WRITTEN TASK. Format every line of the records as a JSON list of strings, one string per line, with blank lines omitted.

** Start DATA FOR THE TASK **

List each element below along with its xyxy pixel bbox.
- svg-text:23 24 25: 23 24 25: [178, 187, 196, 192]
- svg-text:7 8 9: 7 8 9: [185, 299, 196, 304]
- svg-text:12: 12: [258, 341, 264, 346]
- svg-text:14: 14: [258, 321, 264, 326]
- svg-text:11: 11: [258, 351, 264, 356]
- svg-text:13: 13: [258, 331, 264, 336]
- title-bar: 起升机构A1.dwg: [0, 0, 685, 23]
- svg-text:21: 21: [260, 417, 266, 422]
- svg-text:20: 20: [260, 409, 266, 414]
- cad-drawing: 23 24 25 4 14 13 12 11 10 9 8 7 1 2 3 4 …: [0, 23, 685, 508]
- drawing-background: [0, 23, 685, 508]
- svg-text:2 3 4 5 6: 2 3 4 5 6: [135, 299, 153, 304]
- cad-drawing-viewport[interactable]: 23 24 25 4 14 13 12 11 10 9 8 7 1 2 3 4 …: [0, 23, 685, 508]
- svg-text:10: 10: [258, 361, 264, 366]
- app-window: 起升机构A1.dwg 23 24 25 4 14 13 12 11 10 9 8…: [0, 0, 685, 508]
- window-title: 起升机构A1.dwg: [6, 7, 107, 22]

** End DATA FOR THE TASK **

THE OUTPUT.
[
  "List each element below along with its xyxy pixel bbox.",
  "- svg-text:23 24 25: 23 24 25: [178, 187, 196, 192]",
  "- svg-text:7 8 9: 7 8 9: [185, 299, 196, 304]",
  "- svg-text:12: 12: [258, 341, 264, 346]",
  "- svg-text:14: 14: [258, 321, 264, 326]",
  "- svg-text:11: 11: [258, 351, 264, 356]",
  "- svg-text:13: 13: [258, 331, 264, 336]",
  "- title-bar: 起升机构A1.dwg: [0, 0, 685, 23]",
  "- svg-text:21: 21: [260, 417, 266, 422]",
  "- svg-text:20: 20: [260, 409, 266, 414]",
  "- cad-drawing: 23 24 25 4 14 13 12 11 10 9 8 7 1 2 3 4 …: [0, 23, 685, 508]",
  "- drawing-background: [0, 23, 685, 508]",
  "- svg-text:2 3 4 5 6: 2 3 4 5 6: [135, 299, 153, 304]",
  "- cad-drawing-viewport[interactable]: 23 24 25 4 14 13 12 11 10 9 8 7 1 2 3 4 …: [0, 23, 685, 508]",
  "- svg-text:10: 10: [258, 361, 264, 366]",
  "- app-window: 起升机构A1.dwg 23 24 25 4 14 13 12 11 10 9 8…: [0, 0, 685, 508]",
  "- window-title: 起升机构A1.dwg: [6, 7, 107, 22]"
]